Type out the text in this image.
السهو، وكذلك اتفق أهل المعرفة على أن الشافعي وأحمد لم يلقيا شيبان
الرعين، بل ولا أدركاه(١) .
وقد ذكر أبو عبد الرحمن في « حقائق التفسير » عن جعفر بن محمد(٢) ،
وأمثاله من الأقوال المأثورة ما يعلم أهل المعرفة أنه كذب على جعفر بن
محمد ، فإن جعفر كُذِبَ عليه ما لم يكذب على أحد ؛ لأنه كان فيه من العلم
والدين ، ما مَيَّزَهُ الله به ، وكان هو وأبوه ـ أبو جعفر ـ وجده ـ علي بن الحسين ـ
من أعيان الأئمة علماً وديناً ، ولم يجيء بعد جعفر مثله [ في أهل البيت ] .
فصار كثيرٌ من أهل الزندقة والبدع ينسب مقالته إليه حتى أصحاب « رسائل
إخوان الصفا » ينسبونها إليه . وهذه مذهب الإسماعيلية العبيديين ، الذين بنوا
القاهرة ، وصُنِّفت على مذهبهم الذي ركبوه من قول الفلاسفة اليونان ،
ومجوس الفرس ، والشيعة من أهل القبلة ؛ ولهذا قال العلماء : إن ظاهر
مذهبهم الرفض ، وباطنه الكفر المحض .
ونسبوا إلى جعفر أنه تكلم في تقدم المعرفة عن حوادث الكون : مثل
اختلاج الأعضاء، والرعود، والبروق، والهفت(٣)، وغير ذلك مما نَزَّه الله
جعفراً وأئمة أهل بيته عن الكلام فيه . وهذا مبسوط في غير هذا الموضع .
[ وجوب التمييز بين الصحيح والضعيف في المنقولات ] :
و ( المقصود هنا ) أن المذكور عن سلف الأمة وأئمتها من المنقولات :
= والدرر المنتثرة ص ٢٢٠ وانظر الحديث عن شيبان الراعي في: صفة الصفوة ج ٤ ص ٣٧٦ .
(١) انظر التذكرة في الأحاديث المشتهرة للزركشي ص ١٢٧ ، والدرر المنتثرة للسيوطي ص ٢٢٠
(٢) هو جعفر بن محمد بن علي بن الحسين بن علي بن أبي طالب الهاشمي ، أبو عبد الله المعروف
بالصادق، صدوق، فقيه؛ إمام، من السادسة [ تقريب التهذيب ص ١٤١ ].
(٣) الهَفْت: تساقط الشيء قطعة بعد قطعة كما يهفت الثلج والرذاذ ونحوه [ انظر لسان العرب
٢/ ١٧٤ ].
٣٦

» WHAT YOU ARE ASKED TO DO
Transcribe every entry verbatim.

» SOLUTION TO THIS TASK
Type out the text in this image.
السهو، وكذلك اتفق أهل المعرفة على أن الشافعي وأحمد لم يلقيا شيبان
الرعين، بل ولا أدركاه(١) .
وقد ذكر أبو عبد الرحمن في « حقائق التفسير » عن جعفر بن محمد(٢) ،
وأمثاله من الأقوال المأثورة ما يعلم أهل المعرفة أنه كذب على جعفر بن
محمد ، فإن جعفر كُذِبَ عليه ما لم يكذب على أحد ؛ لأنه كان فيه من العلم
والدين ، ما مَيَّزَهُ الله به ، وكان هو وأبوه ـ أبو جعفر ـ وجده ـ علي بن الحسين ـ
من أعيان الأئمة علماً وديناً ، ولم يجيء بعد جعفر مثله [ في أهل البيت ] .
فصار كثيرٌ من أهل الزندقة والبدع ينسب مقالته إليه حتى أصحاب « رسائل
إخوان الصفا » ينسبونها إليه . وهذه مذهب الإسماعيلية العبيديين ، الذين بنوا
القاهرة ، وصُنِّفت على مذهبهم الذي ركبوه من قول الفلاسفة اليونان ،
ومجوس الفرس ، والشيعة من أهل القبلة ؛ ولهذا قال العلماء : إن ظاهر
مذهبهم الرفض ، وباطنه الكفر المحض .
ونسبوا إلى جعفر أنه تكلم في تقدم المعرفة عن حوادث الكون : مثل
اختلاج الأعضاء، والرعود، والبروق، والهفت(٣)، وغير ذلك مما نَزَّه الله
جعفراً وأئمة أهل بيته عن الكلام فيه . وهذا مبسوط في غير هذا الموضع .
[ وجوب التمييز بين الصحيح والضعيف في المنقولات ] :
و ( المقصود هنا ) أن المذكور عن سلف الأمة وأئمتها من المنقولات :
= والدرر المنتثرة ص ٢٢٠ وانظر الحديث عن شيبان الراعي في: صفة الصفوة ج ٤ ص ٣٧٦ .
(١) انظر التذكرة في الأحاديث المشتهرة للزركشي ص ١٢٧ ، والدرر المنتثرة للسيوطي ص ٢٢٠
(٢) هو جعفر بن محمد بن علي بن الحسين بن علي بن أبي طالب الهاشمي ، أبو عبد الله المعروف
بالصادق، صدوق، فقيه؛ إمام، من السادسة [ تقريب التهذيب ص ١٤١ ].
(٣) الهَفْت: تساقط الشيء قطعة بعد قطعة كما يهفت الثلج والرذاذ ونحوه [ انظر لسان العرب
٢/ ١٧٤ ].
٣٦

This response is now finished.